▸ **Given request 1**: In the passage on Chudleigh's school, why was the teaching method called the Madras System?

▸ **Passage**:
=====

In Chudleigh the school for boys and girls started properly in about 1813 and was co-located with the parish workhouse in Fore Street, opposite the church. The method of teaching was referred the Madras System. This system of education was so named because it had its origins at the Military Male Orphan Asylum, Egmore, near Madras.

It was also referred to as a National School. The definition of a National School in England and Wales was a school originally established by the National Society for Promoting the Education of the Poor in the Principles of the Established Church in England and Wales. That society was founded in 1811.

The old workhouse building in Fore Street that housed the fledgling school was demolished in 1818 and a new building erected to house the new National School and the workhouse inmates. In that year the Parliamentary Return of educational establishments stated seventy Church of England pupils were in attendance at the school.

By 1838/39 (when the paupers had moved to the newly built Newton Workhouse) benefactor John Williams (of Elm Grove, now Swanston House) purchased the property from the parish and updated the school accommodation entirely at his own cost and allowed continued use completely free of charge. It consisted of a schoolroom for boys, one for girls and one for infants. There was also accommodation for the mistress.


The former school building that has housed the Constitutional Club since 1897

In the later 1830s, the Headmaster was Mr Henry Brown, the Mistress Miss Mary Martin and the Infants Mistress Miss Mary Hoare. From 1840 the Master was Mr William Shamler who was replaced by the returning Henry Brown in 1849, At that point Mr Brown with his wife and children were living in a cottage Pottery Way, probably one of those owned by the parish. At about that time the Infants Mistress was Miss Mary Widdicombe who resided in Mill Lane. She was replaced in 1857 by Miss Mary Lowry. In that year the average attendance was said to be sixty-six boys, forty girls and forty infants.

The Endowed Charities report cited the school in 1857 and ends its report by stating 'the income of the Poor's Charity or Parish Lands (Church House) and Eastchurch's Charity was applied for the benefit of this school which is the public elementary school for the parish'. It also stated 'Before 1896 for many years the whole income (Eastchurch's) was paid to the Church School'. In that year and subsequently the income was divided between the Church and British School (the Baptist school), and in 1905 half was paid to the LEA and the other half was divided between the three Sunday schools of the town.

=====

▸ **Rows**:
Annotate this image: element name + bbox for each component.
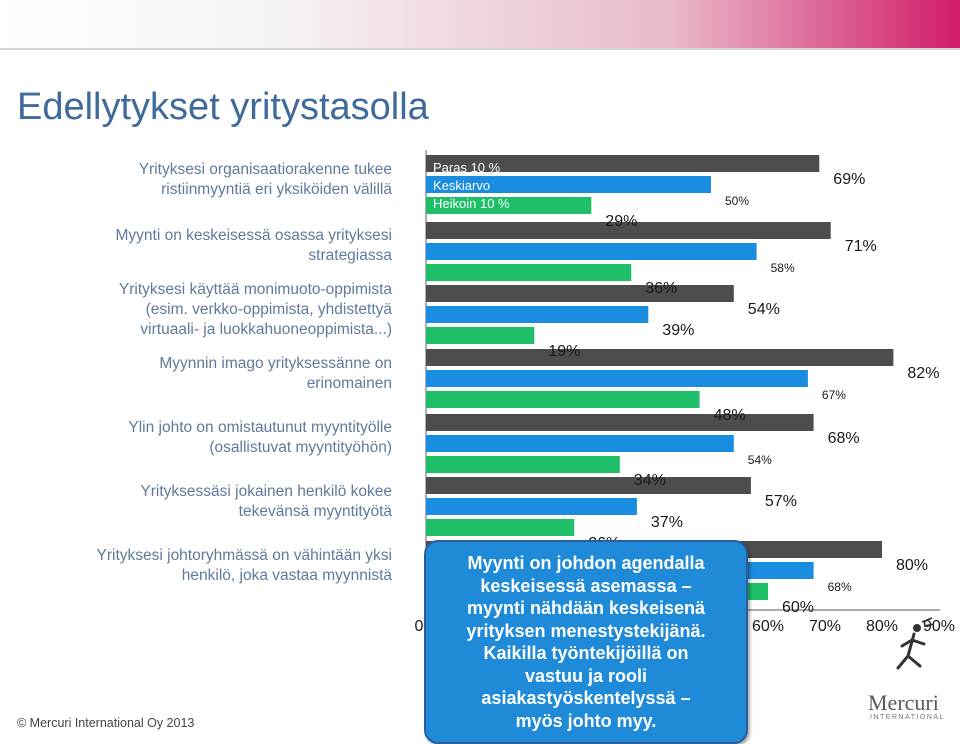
mercuri-logo-icon — [896, 617, 935, 670]
category-label-line: (osallistuvat myyntityöhön) — [209, 439, 392, 456]
data-label: 68% — [828, 580, 852, 594]
category-label-line: erinomainen — [306, 375, 392, 392]
bar-keskiarvo — [426, 435, 734, 452]
category-label-line: Ylin johto on omistautunut myyntityölle — [128, 419, 392, 436]
bar-heikoin — [426, 197, 592, 214]
data-label: 48% — [714, 407, 746, 424]
category-label: Ylin johto on omistautunut myyntityölle (… — [52, 418, 392, 458]
data-label: 50% — [725, 194, 749, 208]
data-label: 82% — [907, 365, 939, 382]
category-label-line: virtuaali- ja luokkahuoneoppimista...) — [140, 321, 392, 338]
legend-entry: Keskiarvo — [433, 178, 490, 193]
data-label: 39% — [662, 322, 694, 339]
bar-keskiarvo — [426, 176, 711, 193]
callout-line: asiakastyöskentelyssä – — [481, 688, 691, 708]
data-label: 29% — [605, 213, 637, 230]
bar-heikoin — [426, 519, 575, 536]
header-gradient-bar — [0, 0, 960, 48]
category-label-line: (esim. verkko-oppimista, yhdistettyä — [145, 301, 392, 318]
bar-paras — [426, 414, 814, 431]
data-label: 57% — [765, 493, 797, 510]
bar-heikoin — [426, 456, 620, 473]
callout-box: Myynti on johdon agendalla keskeisessä a… — [424, 540, 748, 744]
page-title: Edellytykset yritystasolla — [17, 86, 429, 128]
bar-heikoin — [426, 391, 700, 408]
callout-line: myynti nähdään keskeisenä — [466, 598, 706, 618]
data-label: 68% — [828, 430, 860, 447]
category-label-line: Yrityksesi johtoryhmässä on vähintään yk… — [96, 547, 393, 564]
legend-entry: Paras 10 % — [433, 160, 501, 175]
x-tick-label: 70% — [809, 618, 841, 635]
bar-keskiarvo — [426, 243, 757, 260]
data-label: 19% — [548, 343, 580, 360]
bar-paras — [426, 222, 831, 239]
bar-paras — [426, 477, 751, 494]
logo-subtitle: INTERNATIONAL — [870, 714, 945, 721]
category-label: Yrityksessäsi jokainen henkilö kokee teke… — [52, 482, 392, 522]
bar-heikoin — [426, 264, 632, 281]
callout-line: keskeisessä asemassa – — [480, 575, 692, 596]
data-label: 60% — [782, 599, 814, 616]
data-label: 34% — [634, 472, 666, 489]
category-label-line: Myynnin imago yrityksessänne on — [159, 355, 392, 372]
callout-line: Kaikilla työntekijöillä on — [483, 643, 689, 663]
legend-entry: Heikoin 10 % — [433, 196, 510, 211]
bar-heikoin — [426, 327, 535, 344]
category-label-line: Myynti on keskeisessä osassa yrityksesi — [115, 227, 392, 244]
data-label: 67% — [822, 388, 846, 402]
bar-paras — [426, 155, 820, 172]
bar-paras — [426, 285, 734, 302]
category-label-line: Yrityksessäsi jokainen henkilö kokee — [140, 483, 392, 500]
bar-keskiarvo — [426, 306, 649, 323]
category-label: Yrityksesi käyttää monimuoto-oppimista (e… — [52, 280, 392, 340]
data-label: 54% — [748, 453, 772, 467]
callout-line: yrityksen menestystekijänä. — [466, 620, 706, 641]
data-label: 54% — [748, 301, 780, 318]
x-tick-label: 60% — [752, 618, 784, 635]
bar-keskiarvo — [426, 498, 637, 515]
category-label-line: strategiassa — [308, 247, 392, 264]
callout-line: Myynti on johdon agendalla — [467, 553, 705, 573]
callout-line: myös johto myy. — [515, 710, 657, 731]
callout-line: vastuu ja rooli — [524, 665, 648, 686]
data-label: 36% — [645, 280, 677, 297]
category-label: Myynnin imago yrityksessänne on erinomain… — [52, 354, 392, 394]
category-label: Yrityksesi organisaatiorakenne tukee rist… — [52, 160, 392, 200]
category-label-line: henkilö, joka vastaa myynnistä — [181, 567, 392, 584]
x-tick-label: 80% — [866, 618, 898, 635]
category-label-line: ristiinmyyntiä eri yksiköiden välillä — [161, 181, 392, 198]
data-label: 58% — [771, 261, 795, 275]
logo-name: Mercuri — [868, 690, 939, 715]
x-tick-label: 90% — [923, 618, 955, 635]
category-label-line: tekevänsä myyntityötä — [238, 503, 392, 520]
category-label-line: Yrityksesi organisaatiorakenne tukee — [138, 161, 392, 178]
category-label: Myynti on keskeisessä osassa yrityksesi s… — [52, 226, 392, 266]
bar-keskiarvo — [426, 370, 808, 387]
data-label: 37% — [651, 514, 683, 531]
header-divider — [0, 48, 960, 50]
category-label: Yrityksesi johtoryhmässä on vähintään yk… — [52, 546, 393, 586]
category-label-line: Yrityksesi käyttää monimuoto-oppimista — [118, 281, 392, 298]
data-label: 71% — [845, 238, 877, 255]
bar-paras — [426, 349, 894, 366]
copyright-footer: © Mercuri International Oy 2013 — [17, 716, 195, 730]
data-label: 69% — [833, 171, 865, 188]
data-label: 80% — [896, 557, 928, 574]
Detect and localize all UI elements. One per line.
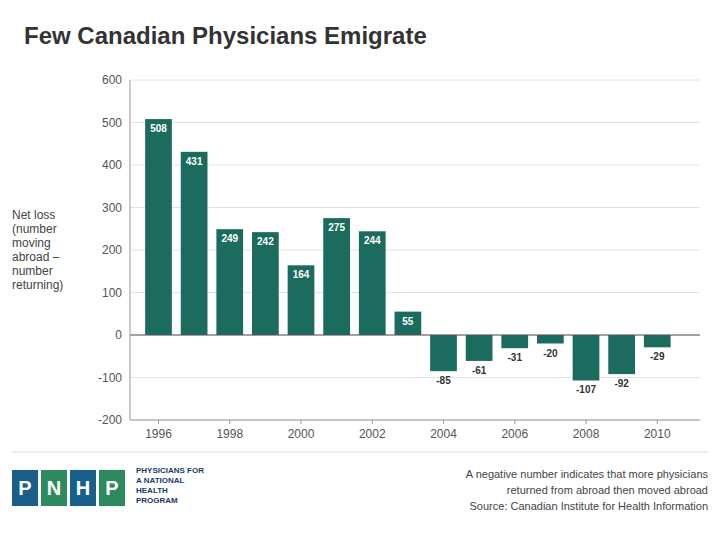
grid-line (130, 122, 700, 123)
grid-line (130, 335, 700, 336)
logo-letter: N (47, 477, 61, 499)
footer-note: A negative number indicates that more ph… (466, 468, 709, 512)
x-tick-label: 1998 (216, 427, 243, 441)
y-tick-label: 300 (102, 201, 122, 215)
y-tick-label: 400 (102, 158, 122, 172)
data-label: 275 (328, 222, 345, 233)
y-axis-line (130, 80, 131, 420)
data-label: 244 (364, 235, 381, 246)
x-tick-label: 2002 (359, 427, 386, 441)
x-tick (301, 420, 302, 424)
data-label: -29 (650, 351, 665, 362)
x-tick (158, 420, 159, 424)
x-tick-label: 2010 (644, 427, 671, 441)
logo-letter: P (105, 477, 118, 499)
grid-line (130, 80, 700, 81)
y-tick-label: 500 (102, 116, 122, 130)
x-tick-label: 2008 (573, 427, 600, 441)
footer-separator (12, 452, 708, 453)
data-label: 431 (186, 156, 203, 167)
bar (501, 335, 528, 348)
x-tick-label: 2000 (288, 427, 315, 441)
x-tick (514, 420, 515, 424)
data-label: 55 (402, 316, 414, 327)
x-tick-label: 1996 (145, 427, 172, 441)
bar (288, 265, 315, 335)
logo-box (70, 470, 96, 506)
data-label: 249 (221, 233, 238, 244)
x-tick (443, 420, 444, 424)
bar (644, 335, 671, 347)
y-tick-label: 600 (102, 73, 122, 87)
grid-line (130, 207, 700, 208)
y-tick-label: 200 (102, 243, 122, 257)
x-tick (657, 420, 658, 424)
bar (359, 231, 386, 335)
zero-line (130, 335, 700, 336)
logo-box (12, 470, 38, 506)
x-tick (229, 420, 230, 424)
data-label: -31 (508, 352, 523, 363)
data-label: 242 (257, 236, 274, 247)
bar (537, 335, 564, 344)
grid-line (130, 165, 700, 166)
grid-line (130, 420, 700, 421)
data-label: -107 (576, 384, 596, 395)
bar (145, 119, 172, 335)
logo-box (99, 470, 125, 506)
x-axis-line (130, 420, 700, 421)
bar (395, 312, 422, 335)
data-label: 508 (150, 123, 167, 134)
grid-line (130, 250, 700, 251)
data-label: -20 (543, 348, 558, 359)
logo-letter: H (76, 477, 90, 499)
x-tick-label: 2004 (430, 427, 457, 441)
y-tick-label: 100 (102, 286, 122, 300)
bar (181, 152, 208, 335)
grid-line (130, 292, 700, 293)
logo-text: PHYSICIANS FORA NATIONALHEALTHPROGRAM (136, 466, 204, 505)
x-tick (586, 420, 587, 424)
bars (145, 119, 670, 380)
y-tick-label: -100 (98, 371, 122, 385)
data-label: -61 (472, 365, 487, 376)
data-label: 164 (293, 269, 310, 280)
title: Few Canadian Physicians Emigrate (24, 22, 427, 49)
x-tick-label: 2006 (501, 427, 528, 441)
bar (252, 232, 279, 335)
logo-letter: P (18, 477, 31, 499)
bar (323, 218, 350, 335)
y-tick-label: -200 (98, 413, 122, 427)
bar (466, 335, 493, 361)
bar (573, 335, 600, 380)
x-tick (372, 420, 373, 424)
logo-box (41, 470, 67, 506)
y-axis-label: Net loss(numbermovingabroad –numberretur… (12, 208, 63, 292)
y-tick-label: 0 (115, 328, 122, 342)
bar (430, 335, 457, 371)
bar (608, 335, 635, 374)
chart: Few Canadian Physicians Emigrate Net loss… (0, 0, 720, 540)
bar (216, 229, 243, 335)
data-label: -85 (436, 375, 451, 386)
data-label: -92 (614, 378, 629, 389)
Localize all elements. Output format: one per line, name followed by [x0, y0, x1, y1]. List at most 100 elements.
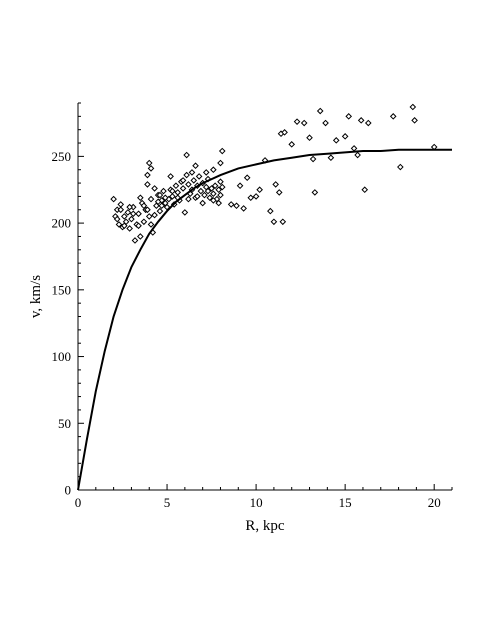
axes: [77, 103, 452, 491]
data-point-marker: [281, 129, 288, 136]
data-point-marker: [126, 203, 133, 211]
data-point-marker: [194, 193, 201, 200]
data-point-marker: [140, 218, 148, 226]
data-point-marker: [137, 233, 144, 240]
data-point-marker: [217, 159, 224, 167]
data-point-marker: [179, 185, 187, 192]
data-point-marker: [135, 222, 142, 230]
data-point-marker: [215, 186, 223, 194]
data-point-marker: [156, 207, 164, 215]
data-point-marker: [190, 177, 198, 184]
data-point-marker: [256, 186, 263, 194]
data-point-marker: [199, 199, 206, 207]
data-point-marker: [247, 194, 255, 202]
data-point-marker: [195, 173, 203, 180]
data-point-marker: [117, 201, 125, 208]
data-point-marker: [364, 119, 372, 127]
x-tick-label: 5: [164, 495, 171, 510]
data-point-marker: [218, 147, 226, 155]
data-point-marker: [361, 186, 369, 194]
data-point-marker: [233, 202, 240, 210]
data-point-marker: [144, 171, 151, 179]
x-tick-label: 15: [339, 495, 352, 510]
data-point-marker: [306, 134, 313, 142]
data-point-marker: [204, 187, 212, 195]
data-point-marker: [206, 194, 214, 202]
data-point-marker: [174, 189, 182, 196]
data-point-marker: [197, 187, 205, 195]
data-point-marker: [279, 218, 287, 226]
data-point-marker: [211, 182, 219, 190]
data-point-marker: [240, 205, 247, 212]
data-point-marker: [115, 221, 123, 228]
data-point-marker: [188, 169, 196, 176]
data-point-marker: [270, 218, 278, 226]
data-point-marker: [192, 162, 199, 170]
data-point-marker: [154, 198, 162, 206]
data-point-marker: [144, 181, 151, 188]
data-point-marker: [217, 191, 224, 199]
y-tick-label: 200: [52, 216, 72, 231]
data-point-marker: [179, 177, 187, 184]
data-point-marker: [151, 185, 158, 192]
data-point-marker: [208, 185, 215, 192]
data-point-marker: [316, 107, 324, 115]
data-point-marker: [322, 119, 329, 127]
data-point-marker: [409, 103, 417, 111]
data-point-marker: [145, 159, 153, 167]
data-point-marker: [124, 209, 132, 216]
data-point-marker: [389, 113, 397, 120]
data-point-marker: [181, 209, 189, 216]
data-point-marker: [267, 207, 274, 215]
x-tick-label: 0: [75, 495, 82, 510]
y-tick-label: 0: [65, 483, 72, 498]
data-point-marker: [183, 171, 190, 179]
x-tick-label: 20: [428, 495, 441, 510]
data-point-marker: [110, 195, 117, 203]
data-point-marker: [167, 173, 174, 180]
data-point-marker: [252, 193, 260, 200]
model-curve: [77, 148, 452, 491]
data-point-marker: [128, 215, 135, 223]
data-point-marker: [309, 155, 317, 163]
data-point-marker: [126, 225, 133, 232]
data-point-marker: [243, 174, 251, 182]
data-point-marker: [217, 178, 224, 186]
y-axis-title: v, km/s: [28, 275, 44, 318]
data-point-marker: [131, 237, 139, 244]
data-point-marker: [156, 191, 164, 199]
data-point-marker: [210, 166, 217, 174]
data-points: [110, 103, 438, 244]
data-point-marker: [357, 117, 365, 124]
x-axis-title: R, kpc: [245, 518, 285, 534]
data-point-marker: [183, 151, 190, 159]
data-point-marker: [345, 113, 353, 120]
data-point-marker: [236, 182, 244, 190]
data-point-marker: [354, 151, 361, 159]
data-point-marker: [117, 206, 125, 214]
data-point-marker: [332, 137, 340, 144]
data-point-marker: [397, 163, 404, 171]
data-point-marker: [147, 221, 155, 228]
data-point-marker: [272, 181, 279, 188]
data-point-marker: [147, 195, 155, 203]
data-point-marker: [311, 189, 319, 196]
data-point-marker: [120, 213, 128, 220]
data-point-marker: [275, 189, 283, 196]
data-point-marker: [135, 210, 142, 218]
data-point-marker: [151, 211, 158, 219]
data-point-marker: [341, 133, 349, 140]
data-point-marker: [350, 145, 358, 152]
data-point-marker: [210, 190, 217, 198]
y-tick-label: 250: [52, 149, 72, 164]
data-point-marker: [227, 201, 235, 208]
data-point-marker: [169, 187, 176, 195]
data-point-marker: [145, 213, 153, 220]
data-point-marker: [140, 202, 148, 210]
data-point-marker: [300, 119, 308, 127]
data-point-marker: [169, 193, 176, 200]
data-point-marker: [144, 206, 151, 214]
data-point-marker: [185, 181, 192, 188]
data-point-marker: [137, 194, 144, 202]
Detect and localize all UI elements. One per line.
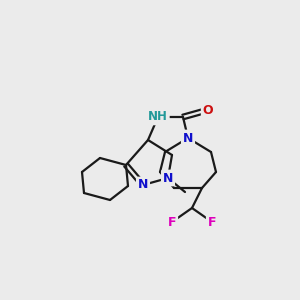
Text: N: N — [183, 131, 193, 145]
Text: O: O — [203, 103, 213, 116]
Text: NH: NH — [148, 110, 168, 124]
Text: N: N — [138, 178, 148, 191]
Text: F: F — [208, 215, 216, 229]
Text: F: F — [168, 215, 176, 229]
Text: N: N — [163, 172, 173, 184]
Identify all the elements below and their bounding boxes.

=====

▸ **Given request 2**: In the rows running from the line with "axes: [77, 103, 452, 491]" to the line with "data-point-marker: [197, 187, 205, 195]", substitute "x-axis-tick" for "x-tick-label", and return only those lines.

▸ **Right answer 1**: It was called the Madras System because it began at the Military Male Orphan Asylum, Egmore, near Madras.

▸ **Right answer 2**:
axes: [77, 103, 452, 491]
data-point-marker: [281, 129, 288, 136]
data-point-marker: [126, 203, 133, 211]
data-point-marker: [194, 193, 201, 200]
data-point-marker: [140, 218, 148, 226]
data-point-marker: [137, 233, 144, 240]
data-point-marker: [217, 159, 224, 167]
data-point-marker: [179, 185, 187, 192]
data-point-marker: [135, 222, 142, 230]
data-point-marker: [215, 186, 223, 194]
data-point-marker: [156, 207, 164, 215]
data-point-marker: [190, 177, 198, 184]
data-point-marker: [256, 186, 263, 194]
data-point-marker: [199, 199, 206, 207]
data-point-marker: [247, 194, 255, 202]
data-point-marker: [195, 173, 203, 180]
data-point-marker: [117, 201, 125, 208]
data-point-marker: [364, 119, 372, 127]
x-axis-tick: 5: [164, 495, 171, 510]
data-point-marker: [218, 147, 226, 155]
data-point-marker: [361, 186, 369, 194]
data-point-marker: [233, 202, 240, 210]
data-point-marker: [144, 171, 151, 179]
x-axis-tick: 15: [339, 495, 352, 510]
data-point-marker: [306, 134, 313, 142]
data-point-marker: [204, 187, 212, 195]
data-point-marker: [206, 194, 214, 202]
data-point-marker: [174, 189, 182, 196]
data-point-marker: [197, 187, 205, 195]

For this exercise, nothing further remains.